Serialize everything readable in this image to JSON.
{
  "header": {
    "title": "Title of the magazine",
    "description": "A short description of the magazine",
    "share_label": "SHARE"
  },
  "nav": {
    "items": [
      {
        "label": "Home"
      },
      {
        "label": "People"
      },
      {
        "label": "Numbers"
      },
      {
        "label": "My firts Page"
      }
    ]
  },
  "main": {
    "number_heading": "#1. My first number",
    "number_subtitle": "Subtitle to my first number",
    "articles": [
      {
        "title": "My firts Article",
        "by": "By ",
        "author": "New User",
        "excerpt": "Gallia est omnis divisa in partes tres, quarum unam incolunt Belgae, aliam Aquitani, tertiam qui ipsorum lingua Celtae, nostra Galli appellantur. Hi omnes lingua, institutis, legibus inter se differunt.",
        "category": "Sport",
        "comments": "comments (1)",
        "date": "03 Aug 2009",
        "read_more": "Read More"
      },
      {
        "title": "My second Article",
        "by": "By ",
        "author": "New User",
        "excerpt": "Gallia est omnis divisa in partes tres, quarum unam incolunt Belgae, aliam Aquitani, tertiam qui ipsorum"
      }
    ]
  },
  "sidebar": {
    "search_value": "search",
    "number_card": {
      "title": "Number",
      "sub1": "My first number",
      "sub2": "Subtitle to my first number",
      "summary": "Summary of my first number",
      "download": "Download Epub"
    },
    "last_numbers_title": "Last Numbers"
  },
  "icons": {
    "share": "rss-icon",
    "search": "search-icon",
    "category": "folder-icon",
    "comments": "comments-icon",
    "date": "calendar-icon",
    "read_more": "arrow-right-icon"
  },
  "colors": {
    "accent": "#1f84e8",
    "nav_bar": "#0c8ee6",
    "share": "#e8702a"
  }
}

• • • • •

## [WHAT YOU NEED TO DO]
Write out the full set of records exactly as given.

## [CORRECT ANSWER]
Serialize everything readable in this image to JSON.
{
  "header": {
    "title": "Title of the magazine",
    "description": "A short description of the magazine",
    "share_label": "SHARE"
  },
  "nav": {
    "items": [
      {
        "label": "Home"
      },
      {
        "label": "People"
      },
      {
        "label": "Numbers"
      },
      {
        "label": "My firts Page"
      }
    ]
  },
  "main": {
    "number_heading": "#1. My first number",
    "number_subtitle": "Subtitle to my first number",
    "articles": [
      {
        "title": "My firts Article",
        "by": "By ",
        "author": "New User",
        "excerpt": "Gallia est omnis divisa in partes tres, quarum unam incolunt Belgae, aliam Aquitani, tertiam qui ipsorum lingua Celtae, nostra Galli appellantur. Hi omnes lingua, institutis, legibus inter se differunt.",
        "category": "Sport",
        "comments": "comments (1)",
        "date": "03 Aug 2009",
        "read_more": "Read More"
      },
      {
        "title": "My second Article",
        "by": "By ",
        "author": "New User",
        "excerpt": "Gallia est omnis divisa in partes tres, quarum unam incolunt Belgae, aliam Aquitani, tertiam qui ipsorum"
      }
    ]
  },
  "sidebar": {
    "search_value": "search",
    "number_card": {
      "title": "Number",
      "sub1": "My first number",
      "sub2": "Subtitle to my first number",
      "summary": "Summary of my first number",
      "download": "Download Epub"
    },
    "last_numbers_title": "Last Numbers"
  },
  "icons": {
    "share": "rss-icon",
    "search": "search-icon",
    "category": "folder-icon",
    "comments": "comments-icon",
    "date": "calendar-icon",
    "read_more": "arrow-right-icon"
  },
  "colors": {
    "accent": "#1f84e8",
    "nav_bar": "#0c8ee6",
    "share": "#e8702a"
  }
}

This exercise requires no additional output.